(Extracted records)

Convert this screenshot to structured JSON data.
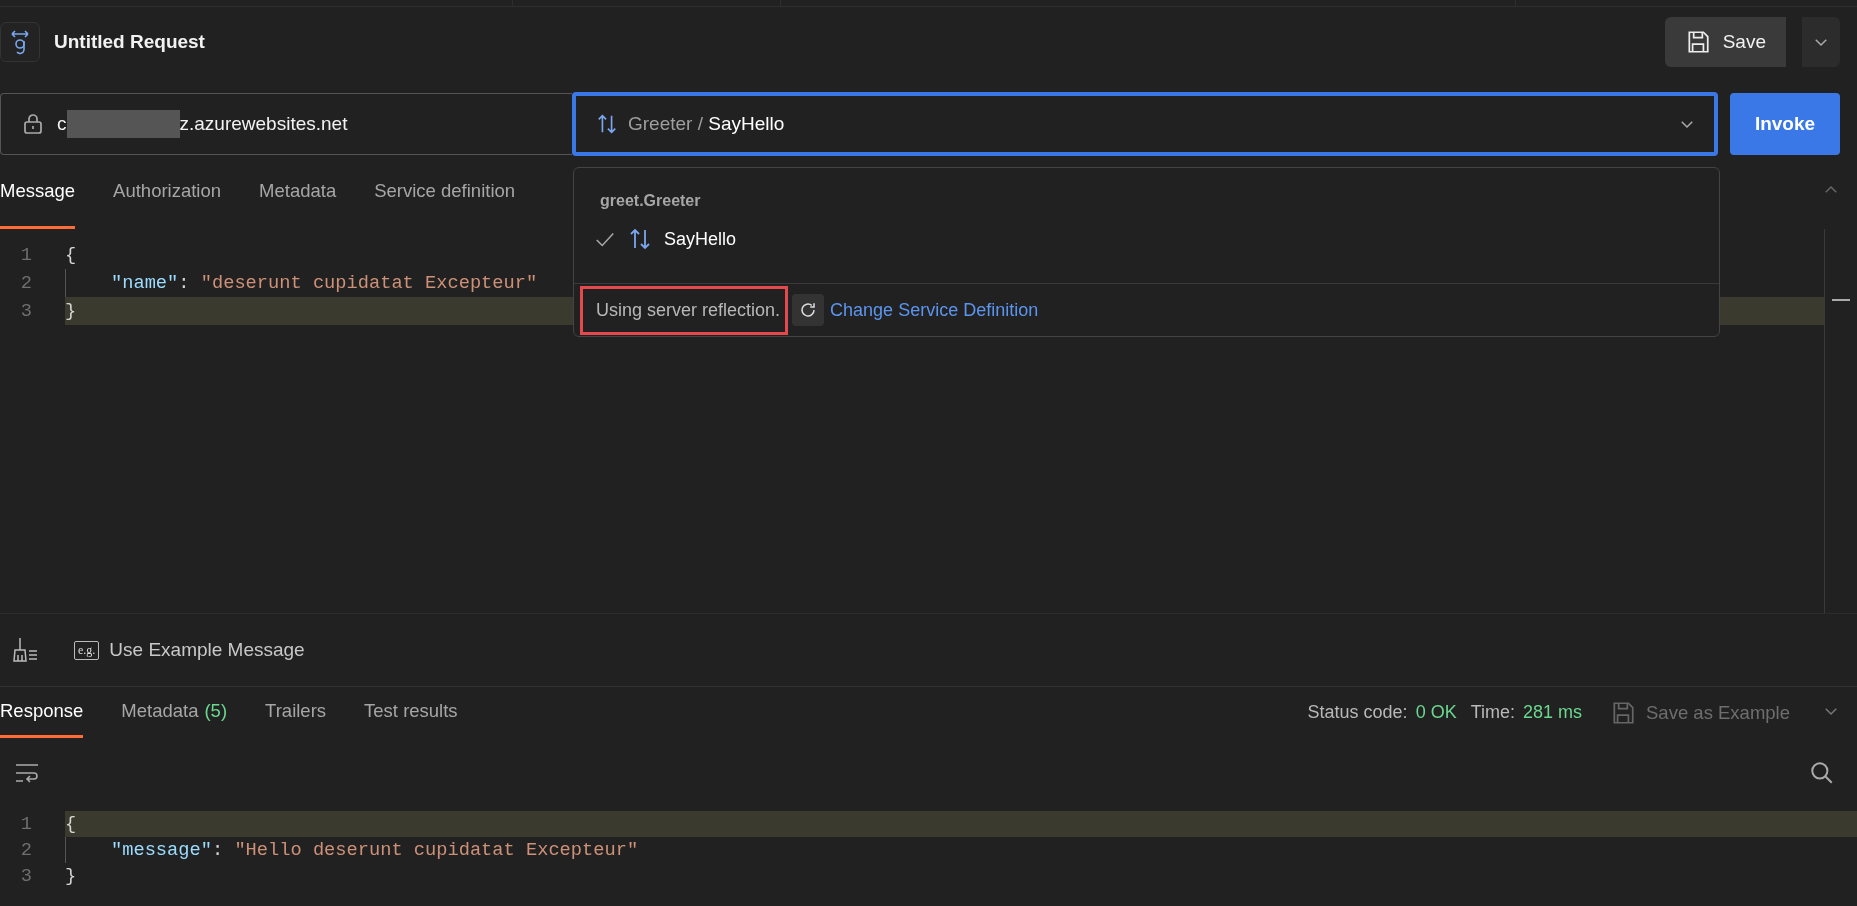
{
  "header": {
    "title": "Untitled Request",
    "save_label": "Save"
  },
  "request": {
    "url": {
      "start": "c",
      "redacted": true,
      "end": "z.azurewebsites.net"
    },
    "method": {
      "service": "Greeter",
      "separator": "/",
      "name": "SayHello"
    },
    "invoke_label": "Invoke"
  },
  "dropdown": {
    "group": "greet.Greeter",
    "items": [
      {
        "label": "SayHello",
        "selected": true
      }
    ],
    "footer": {
      "note": "Using server reflection.",
      "highlighted": true,
      "link": "Change Service Definition"
    }
  },
  "request_tabs": [
    {
      "label": "Message",
      "selected": true
    },
    {
      "label": "Authorization",
      "selected": false
    },
    {
      "label": "Metadata",
      "selected": false
    },
    {
      "label": "Service definition",
      "selected": false
    }
  ],
  "message_editor": {
    "lines": [
      {
        "number": "1",
        "highlighted": false,
        "indented": false,
        "tokens": [
          {
            "kind": "punct",
            "text": "{"
          }
        ]
      },
      {
        "number": "2",
        "highlighted": false,
        "indented": true,
        "tokens": [
          {
            "kind": "key",
            "text": "\"name\""
          },
          {
            "kind": "punct",
            "text": ": "
          },
          {
            "kind": "string",
            "text": "\"deserunt cupidatat Excepteur\""
          }
        ]
      },
      {
        "number": "3",
        "highlighted": true,
        "indented": false,
        "tokens": [
          {
            "kind": "punct",
            "text": "}"
          }
        ]
      }
    ]
  },
  "example_button": {
    "badge": "e.g.",
    "label": "Use Example Message"
  },
  "response_tabs": [
    {
      "label": "Response",
      "selected": true
    },
    {
      "label": "Metadata",
      "count": "(5)",
      "selected": false
    },
    {
      "label": "Trailers",
      "selected": false
    },
    {
      "label": "Test results",
      "selected": false
    }
  ],
  "status": {
    "code_label": "Status code:",
    "code": "0 OK",
    "time_label": "Time:",
    "time": "281 ms",
    "save_example": "Save as Example",
    "save_example_disabled": true
  },
  "response_editor": {
    "lines": [
      {
        "number": "1",
        "highlighted": true,
        "indented": false,
        "tokens": [
          {
            "kind": "punct",
            "text": "{"
          }
        ]
      },
      {
        "number": "2",
        "highlighted": false,
        "indented": true,
        "tokens": [
          {
            "kind": "key",
            "text": "\"message\""
          },
          {
            "kind": "punct",
            "text": ": "
          },
          {
            "kind": "string",
            "text": "\"Hello deserunt cupidatat Excepteur\""
          }
        ]
      },
      {
        "number": "3",
        "highlighted": false,
        "indented": false,
        "tokens": [
          {
            "kind": "punct",
            "text": "}"
          }
        ]
      }
    ]
  }
}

TASK BRIEF
Gather all lines where the word "deserunt" appears.

OUTPUT FOR THIS TASK
            "text": "\"deserunt cupidatat Excepteur\""
            "text": "\"Hello deserunt cupidatat Excepteur\""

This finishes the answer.